■ Objective ■
Reproduce every entry that follows word for word, but omit the images.
+---+
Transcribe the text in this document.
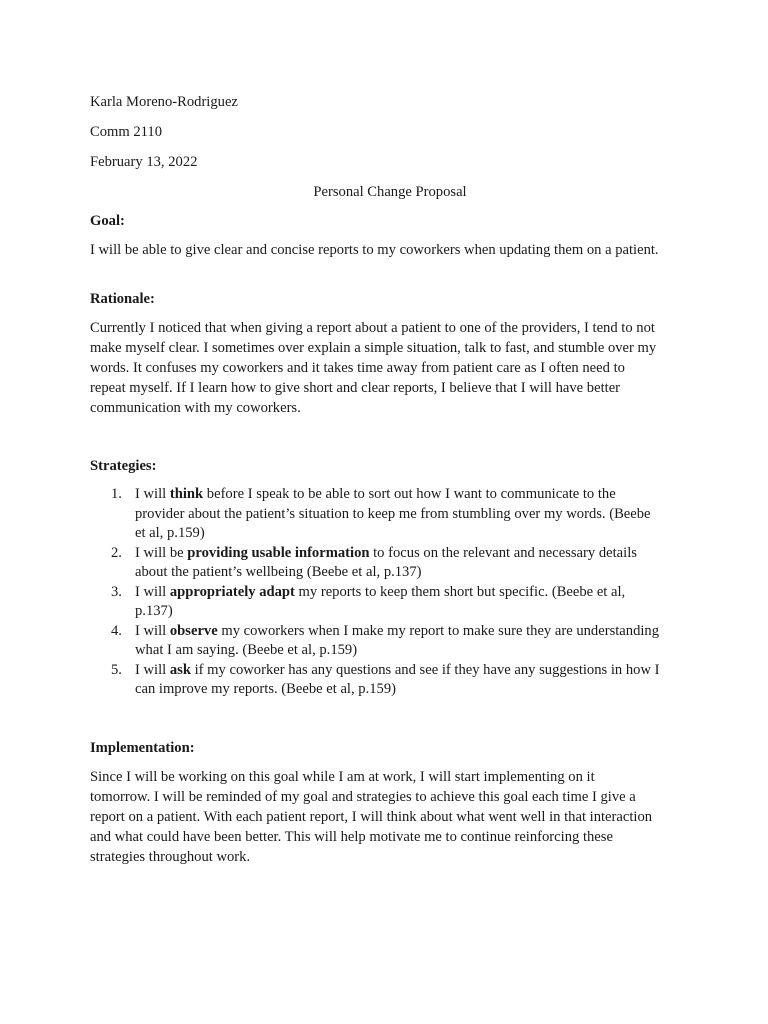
Karla Moreno-Rodriguez

Comm 2110

February 13, 2022

Personal Change Proposal

Goal:

I will be able to give clear and concise reports to my coworkers when updating them on a patient.

Rationale:

Currently I noticed that when giving a report about a patient to one of the providers, I tend to not

make myself clear. I sometimes over explain a simple situation, talk to fast, and stumble over my

words. It confuses my coworkers and it takes time away from patient care as I often need to

repeat myself. If I learn how to give short and clear reports, I believe that I will have better

communication with my coworkers.

Strategies:

1. I will think before I speak to be able to sort out how I want to communicate to the
provider about the patient’s situation to keep me from stumbling over my words. (Beebe
et al, p.159)
2. I will be providing usable information to focus on the relevant and necessary details
about the patient’s wellbeing (Beebe et al, p.137)
3. I will appropriately adapt my reports to keep them short but specific. (Beebe et al,
p.137)
4. I will observe my coworkers when I make my report to make sure they are understanding
what I am saying. (Beebe et al, p.159)
5. I will ask if my coworker has any questions and see if they have any suggestions in how I
can improve my reports. (Beebe et al, p.159)

Implementation:

Since I will be working on this goal while I am at work, I will start implementing on it

tomorrow. I will be reminded of my goal and strategies to achieve this goal each time I give a

report on a patient. With each patient report, I will think about what went well in that interaction

and what could have been better. This will help motivate me to continue reinforcing these

strategies throughout work.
+---+
■ Answer to this problem ■
Transcribe the text in this document.
Karla Moreno-Rodriguez

Comm 2110

February 13, 2022

Personal Change Proposal

Goal:

I will be able to give clear and concise reports to my coworkers when updating them on a patient.

Rationale:

Currently I noticed that when giving a report about a patient to one of the providers, I tend to not

make myself clear. I sometimes over explain a simple situation, talk to fast, and stumble over my

words. It confuses my coworkers and it takes time away from patient care as I often need to

repeat myself. If I learn how to give short and clear reports, I believe that I will have better

communication with my coworkers.

Strategies:

1. I will think before I speak to be able to sort out how I want to communicate to the
provider about the patient’s situation to keep me from stumbling over my words. (Beebe
et al, p.159)
2. I will be providing usable information to focus on the relevant and necessary details
about the patient’s wellbeing (Beebe et al, p.137)
3. I will appropriately adapt my reports to keep them short but specific. (Beebe et al,
p.137)
4. I will observe my coworkers when I make my report to make sure they are understanding
what I am saying. (Beebe et al, p.159)
5. I will ask if my coworker has any questions and see if they have any suggestions in how I
can improve my reports. (Beebe et al, p.159)

Implementation:

Since I will be working on this goal while I am at work, I will start implementing on it

tomorrow. I will be reminded of my goal and strategies to achieve this goal each time I give a

report on a patient. With each patient report, I will think about what went well in that interaction

and what could have been better. This will help motivate me to continue reinforcing these

strategies throughout work.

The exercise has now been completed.